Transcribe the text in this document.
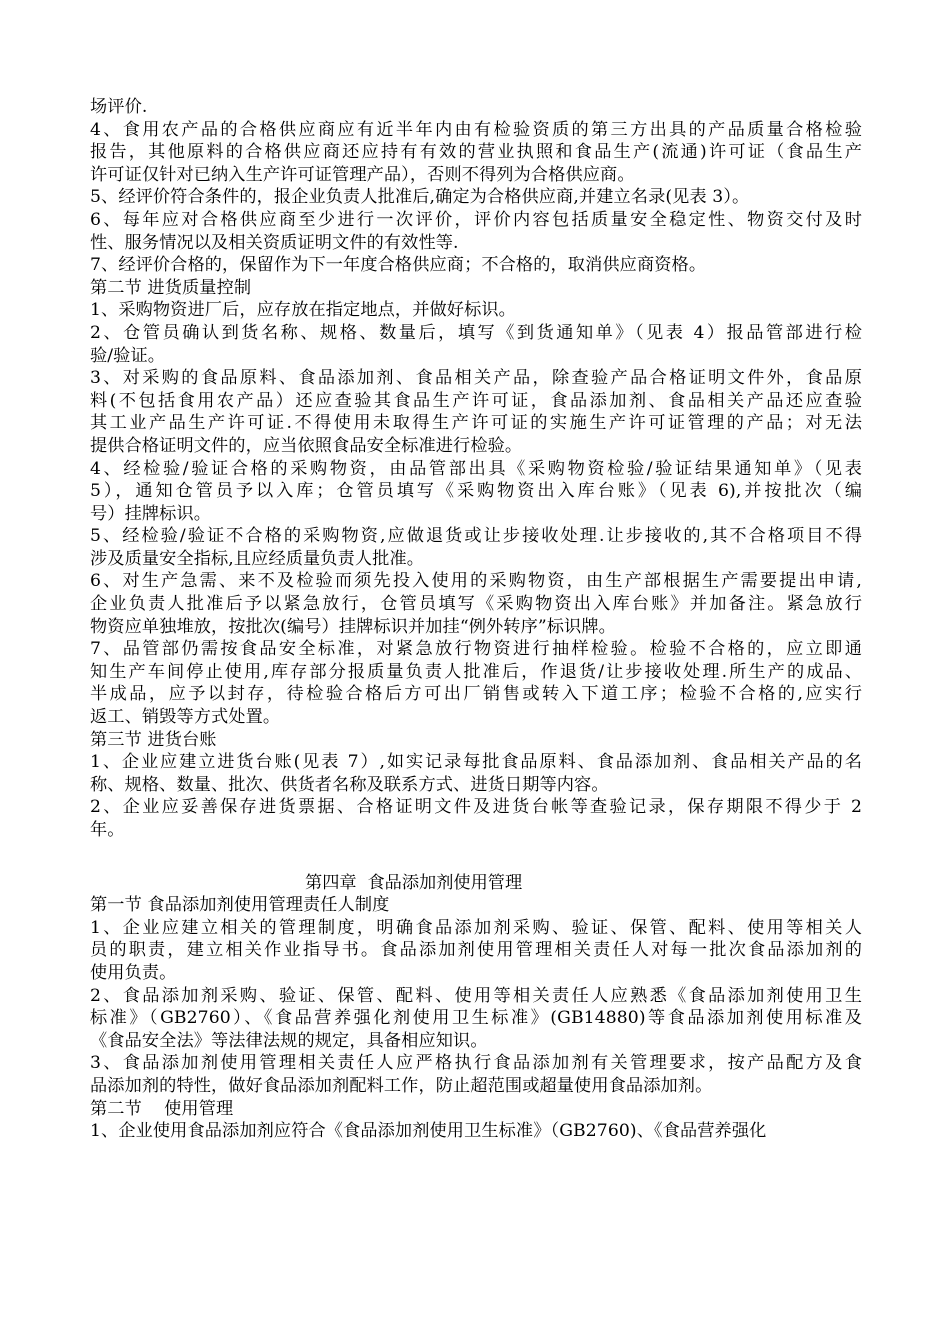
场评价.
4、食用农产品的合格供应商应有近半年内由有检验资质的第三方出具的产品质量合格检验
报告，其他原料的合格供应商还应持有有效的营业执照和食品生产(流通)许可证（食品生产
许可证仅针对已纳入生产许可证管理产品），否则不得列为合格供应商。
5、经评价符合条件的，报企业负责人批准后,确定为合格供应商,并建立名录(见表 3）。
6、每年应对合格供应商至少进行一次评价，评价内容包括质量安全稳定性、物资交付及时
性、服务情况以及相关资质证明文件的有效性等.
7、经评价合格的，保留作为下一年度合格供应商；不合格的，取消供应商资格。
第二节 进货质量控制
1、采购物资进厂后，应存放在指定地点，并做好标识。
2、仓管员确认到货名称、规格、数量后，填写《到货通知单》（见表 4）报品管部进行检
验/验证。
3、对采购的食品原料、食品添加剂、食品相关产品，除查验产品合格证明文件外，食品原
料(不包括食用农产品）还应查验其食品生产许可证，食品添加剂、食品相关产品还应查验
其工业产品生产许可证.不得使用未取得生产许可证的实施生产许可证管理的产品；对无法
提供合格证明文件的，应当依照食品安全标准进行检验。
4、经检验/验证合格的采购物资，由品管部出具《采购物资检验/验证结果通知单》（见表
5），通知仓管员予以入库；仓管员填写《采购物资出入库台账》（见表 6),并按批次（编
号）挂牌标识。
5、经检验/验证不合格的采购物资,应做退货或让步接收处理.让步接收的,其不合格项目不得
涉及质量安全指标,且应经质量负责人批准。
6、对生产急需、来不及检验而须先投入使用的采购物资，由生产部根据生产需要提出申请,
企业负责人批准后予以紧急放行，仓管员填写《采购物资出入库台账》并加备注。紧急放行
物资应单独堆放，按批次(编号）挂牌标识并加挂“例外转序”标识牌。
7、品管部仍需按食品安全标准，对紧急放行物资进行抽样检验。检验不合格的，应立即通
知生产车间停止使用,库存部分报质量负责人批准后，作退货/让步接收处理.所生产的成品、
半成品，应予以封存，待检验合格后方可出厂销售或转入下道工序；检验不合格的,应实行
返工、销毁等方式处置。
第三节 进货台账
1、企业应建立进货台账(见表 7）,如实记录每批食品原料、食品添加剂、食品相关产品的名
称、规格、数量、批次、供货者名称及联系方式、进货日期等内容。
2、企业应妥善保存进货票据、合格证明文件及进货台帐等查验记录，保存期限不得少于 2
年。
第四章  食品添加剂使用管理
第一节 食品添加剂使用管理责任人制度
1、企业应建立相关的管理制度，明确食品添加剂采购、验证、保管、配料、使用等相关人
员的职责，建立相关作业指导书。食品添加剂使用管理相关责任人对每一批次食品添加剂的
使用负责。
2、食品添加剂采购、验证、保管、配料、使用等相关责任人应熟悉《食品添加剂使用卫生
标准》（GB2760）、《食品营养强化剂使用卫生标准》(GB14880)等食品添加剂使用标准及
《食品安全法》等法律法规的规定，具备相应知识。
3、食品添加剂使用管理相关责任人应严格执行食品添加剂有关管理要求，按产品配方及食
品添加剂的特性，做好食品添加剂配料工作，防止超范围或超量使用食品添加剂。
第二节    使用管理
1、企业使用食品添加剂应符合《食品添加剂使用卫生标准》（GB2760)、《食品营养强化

## SET EXERCISE
All records must be output exactly as they are, except for the pictures, which are left out.

## ANSWER TO THE TASK
Transcribe the text in this document.
场评价.
4、食用农产品的合格供应商应有近半年内由有检验资质的第三方出具的产品质量合格检验
报告，其他原料的合格供应商还应持有有效的营业执照和食品生产(流通)许可证（食品生产
许可证仅针对已纳入生产许可证管理产品），否则不得列为合格供应商。
5、经评价符合条件的，报企业负责人批准后,确定为合格供应商,并建立名录(见表 3）。
6、每年应对合格供应商至少进行一次评价，评价内容包括质量安全稳定性、物资交付及时
性、服务情况以及相关资质证明文件的有效性等.
7、经评价合格的，保留作为下一年度合格供应商；不合格的，取消供应商资格。
第二节 进货质量控制
1、采购物资进厂后，应存放在指定地点，并做好标识。
2、仓管员确认到货名称、规格、数量后，填写《到货通知单》（见表 4）报品管部进行检
验/验证。
3、对采购的食品原料、食品添加剂、食品相关产品，除查验产品合格证明文件外，食品原
料(不包括食用农产品）还应查验其食品生产许可证，食品添加剂、食品相关产品还应查验
其工业产品生产许可证.不得使用未取得生产许可证的实施生产许可证管理的产品；对无法
提供合格证明文件的，应当依照食品安全标准进行检验。
4、经检验/验证合格的采购物资，由品管部出具《采购物资检验/验证结果通知单》（见表
5），通知仓管员予以入库；仓管员填写《采购物资出入库台账》（见表 6),并按批次（编
号）挂牌标识。
5、经检验/验证不合格的采购物资,应做退货或让步接收处理.让步接收的,其不合格项目不得
涉及质量安全指标,且应经质量负责人批准。
6、对生产急需、来不及检验而须先投入使用的采购物资，由生产部根据生产需要提出申请,
企业负责人批准后予以紧急放行，仓管员填写《采购物资出入库台账》并加备注。紧急放行
物资应单独堆放，按批次(编号）挂牌标识并加挂“例外转序”标识牌。
7、品管部仍需按食品安全标准，对紧急放行物资进行抽样检验。检验不合格的，应立即通
知生产车间停止使用,库存部分报质量负责人批准后，作退货/让步接收处理.所生产的成品、
半成品，应予以封存，待检验合格后方可出厂销售或转入下道工序；检验不合格的,应实行
返工、销毁等方式处置。
第三节 进货台账
1、企业应建立进货台账(见表 7）,如实记录每批食品原料、食品添加剂、食品相关产品的名
称、规格、数量、批次、供货者名称及联系方式、进货日期等内容。
2、企业应妥善保存进货票据、合格证明文件及进货台帐等查验记录，保存期限不得少于 2
年。
第四章  食品添加剂使用管理
第一节 食品添加剂使用管理责任人制度
1、企业应建立相关的管理制度，明确食品添加剂采购、验证、保管、配料、使用等相关人
员的职责，建立相关作业指导书。食品添加剂使用管理相关责任人对每一批次食品添加剂的
使用负责。
2、食品添加剂采购、验证、保管、配料、使用等相关责任人应熟悉《食品添加剂使用卫生
标准》（GB2760）、《食品营养强化剂使用卫生标准》(GB14880)等食品添加剂使用标准及
《食品安全法》等法律法规的规定，具备相应知识。
3、食品添加剂使用管理相关责任人应严格执行食品添加剂有关管理要求，按产品配方及食
品添加剂的特性，做好食品添加剂配料工作，防止超范围或超量使用食品添加剂。
第二节    使用管理
1、企业使用食品添加剂应符合《食品添加剂使用卫生标准》（GB2760)、《食品营养强化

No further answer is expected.